Working data:
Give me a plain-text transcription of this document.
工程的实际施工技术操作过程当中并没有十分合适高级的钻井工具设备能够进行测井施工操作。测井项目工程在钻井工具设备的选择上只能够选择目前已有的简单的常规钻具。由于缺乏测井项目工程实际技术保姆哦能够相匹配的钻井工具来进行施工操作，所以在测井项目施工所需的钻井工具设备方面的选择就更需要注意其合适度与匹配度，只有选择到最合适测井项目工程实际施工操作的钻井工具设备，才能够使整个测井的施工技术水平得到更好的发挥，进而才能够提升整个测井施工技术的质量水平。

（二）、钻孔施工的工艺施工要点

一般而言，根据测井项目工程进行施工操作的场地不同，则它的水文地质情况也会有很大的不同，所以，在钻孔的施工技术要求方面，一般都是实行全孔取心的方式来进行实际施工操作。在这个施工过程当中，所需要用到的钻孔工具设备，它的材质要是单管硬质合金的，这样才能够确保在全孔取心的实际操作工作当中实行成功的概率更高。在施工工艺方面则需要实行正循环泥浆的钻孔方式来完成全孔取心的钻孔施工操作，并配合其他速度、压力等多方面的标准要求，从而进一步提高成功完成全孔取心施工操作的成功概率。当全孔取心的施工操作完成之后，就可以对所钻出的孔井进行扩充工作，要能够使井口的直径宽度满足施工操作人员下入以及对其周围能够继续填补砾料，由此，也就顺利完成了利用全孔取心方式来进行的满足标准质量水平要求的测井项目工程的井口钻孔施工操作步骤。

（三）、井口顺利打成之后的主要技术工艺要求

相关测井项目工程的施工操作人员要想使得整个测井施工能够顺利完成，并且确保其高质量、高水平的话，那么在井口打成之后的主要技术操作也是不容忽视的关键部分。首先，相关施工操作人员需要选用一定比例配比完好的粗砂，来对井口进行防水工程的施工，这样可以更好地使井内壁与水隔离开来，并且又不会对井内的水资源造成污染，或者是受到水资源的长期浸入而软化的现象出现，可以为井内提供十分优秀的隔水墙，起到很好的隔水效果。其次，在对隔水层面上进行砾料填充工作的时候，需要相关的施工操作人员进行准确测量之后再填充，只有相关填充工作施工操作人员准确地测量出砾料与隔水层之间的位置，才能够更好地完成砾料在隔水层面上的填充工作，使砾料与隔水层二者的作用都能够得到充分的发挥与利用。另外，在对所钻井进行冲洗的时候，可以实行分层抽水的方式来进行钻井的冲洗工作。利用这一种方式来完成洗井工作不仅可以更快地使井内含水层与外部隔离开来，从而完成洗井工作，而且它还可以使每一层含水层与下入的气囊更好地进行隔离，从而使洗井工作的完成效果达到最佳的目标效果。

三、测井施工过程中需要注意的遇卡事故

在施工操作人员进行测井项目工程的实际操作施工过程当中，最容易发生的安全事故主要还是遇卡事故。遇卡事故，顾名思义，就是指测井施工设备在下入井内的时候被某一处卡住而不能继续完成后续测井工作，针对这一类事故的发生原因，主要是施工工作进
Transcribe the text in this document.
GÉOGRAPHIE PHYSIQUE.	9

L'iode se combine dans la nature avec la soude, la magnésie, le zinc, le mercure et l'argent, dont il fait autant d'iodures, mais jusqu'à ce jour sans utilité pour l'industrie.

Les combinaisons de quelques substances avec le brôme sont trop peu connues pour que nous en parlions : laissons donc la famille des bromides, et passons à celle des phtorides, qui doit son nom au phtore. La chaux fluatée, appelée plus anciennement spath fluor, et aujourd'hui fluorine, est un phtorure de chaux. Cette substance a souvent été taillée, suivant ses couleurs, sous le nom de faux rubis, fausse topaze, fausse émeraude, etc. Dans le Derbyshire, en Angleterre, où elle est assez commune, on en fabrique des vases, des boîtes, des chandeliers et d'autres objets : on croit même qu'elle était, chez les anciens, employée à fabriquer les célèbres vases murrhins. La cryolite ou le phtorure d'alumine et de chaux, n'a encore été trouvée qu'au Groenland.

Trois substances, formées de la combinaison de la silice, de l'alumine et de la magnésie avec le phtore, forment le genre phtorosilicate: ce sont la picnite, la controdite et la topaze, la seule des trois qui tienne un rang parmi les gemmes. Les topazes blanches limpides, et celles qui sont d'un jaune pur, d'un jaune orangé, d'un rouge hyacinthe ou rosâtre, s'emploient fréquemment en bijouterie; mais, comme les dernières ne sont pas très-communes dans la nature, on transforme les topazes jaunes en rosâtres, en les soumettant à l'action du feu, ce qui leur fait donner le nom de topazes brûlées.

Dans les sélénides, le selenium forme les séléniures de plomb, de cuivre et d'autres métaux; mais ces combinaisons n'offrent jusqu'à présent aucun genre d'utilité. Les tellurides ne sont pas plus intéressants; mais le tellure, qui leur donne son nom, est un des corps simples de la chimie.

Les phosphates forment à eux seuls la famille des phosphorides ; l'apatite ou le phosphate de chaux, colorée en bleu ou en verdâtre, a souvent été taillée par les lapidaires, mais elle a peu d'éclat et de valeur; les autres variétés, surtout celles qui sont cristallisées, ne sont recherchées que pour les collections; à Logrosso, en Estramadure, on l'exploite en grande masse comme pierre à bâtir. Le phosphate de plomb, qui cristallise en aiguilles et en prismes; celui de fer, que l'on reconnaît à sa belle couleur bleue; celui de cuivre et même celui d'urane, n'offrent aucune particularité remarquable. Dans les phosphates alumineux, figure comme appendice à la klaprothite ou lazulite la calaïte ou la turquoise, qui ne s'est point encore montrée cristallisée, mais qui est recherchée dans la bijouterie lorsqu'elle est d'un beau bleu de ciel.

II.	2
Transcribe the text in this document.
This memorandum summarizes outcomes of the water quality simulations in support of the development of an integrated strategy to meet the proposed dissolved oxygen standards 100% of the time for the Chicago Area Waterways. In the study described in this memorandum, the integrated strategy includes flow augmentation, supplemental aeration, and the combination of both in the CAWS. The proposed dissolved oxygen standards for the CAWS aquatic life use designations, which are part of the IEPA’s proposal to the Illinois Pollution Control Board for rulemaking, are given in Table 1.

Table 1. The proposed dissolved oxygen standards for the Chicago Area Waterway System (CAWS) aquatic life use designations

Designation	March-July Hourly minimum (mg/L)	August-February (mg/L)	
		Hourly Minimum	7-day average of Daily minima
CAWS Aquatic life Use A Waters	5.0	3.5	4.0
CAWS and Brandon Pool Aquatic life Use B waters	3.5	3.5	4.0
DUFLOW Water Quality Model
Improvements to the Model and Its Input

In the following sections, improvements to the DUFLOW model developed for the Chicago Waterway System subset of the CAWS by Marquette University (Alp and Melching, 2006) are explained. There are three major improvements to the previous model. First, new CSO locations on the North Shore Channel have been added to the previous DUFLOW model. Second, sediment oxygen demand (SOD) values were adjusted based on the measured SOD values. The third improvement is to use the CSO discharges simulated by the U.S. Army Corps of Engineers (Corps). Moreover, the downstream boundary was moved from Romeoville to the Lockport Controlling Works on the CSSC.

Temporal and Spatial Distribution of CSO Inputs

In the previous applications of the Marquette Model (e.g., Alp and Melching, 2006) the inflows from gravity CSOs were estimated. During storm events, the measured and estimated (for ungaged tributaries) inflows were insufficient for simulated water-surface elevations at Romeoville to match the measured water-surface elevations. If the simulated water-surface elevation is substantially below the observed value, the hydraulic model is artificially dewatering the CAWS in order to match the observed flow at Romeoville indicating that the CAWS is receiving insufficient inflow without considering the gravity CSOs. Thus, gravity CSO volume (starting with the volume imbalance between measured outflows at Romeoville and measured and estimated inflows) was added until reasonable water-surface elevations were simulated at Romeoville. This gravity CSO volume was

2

Goal:
Show the lines from the data above that contain the string "jusqu".

The completed task:
L'iode se combine dans la nature avec la soude, la magnésie, le zinc, le mercure et l'argent, dont il fait autant d'iodures, mais jusqu'à ce jour sans utilité pour l'industrie.
Dans les sélénides, le selenium forme les séléniures de plomb, de cuivre et d'autres métaux; mais ces combinaisons n'offrent jusqu'à présent aucun genre d'utilité. Les tellurides ne sont pas plus intéressants; mais le tellure, qui leur donne son nom, est un des corps simples de la chimie.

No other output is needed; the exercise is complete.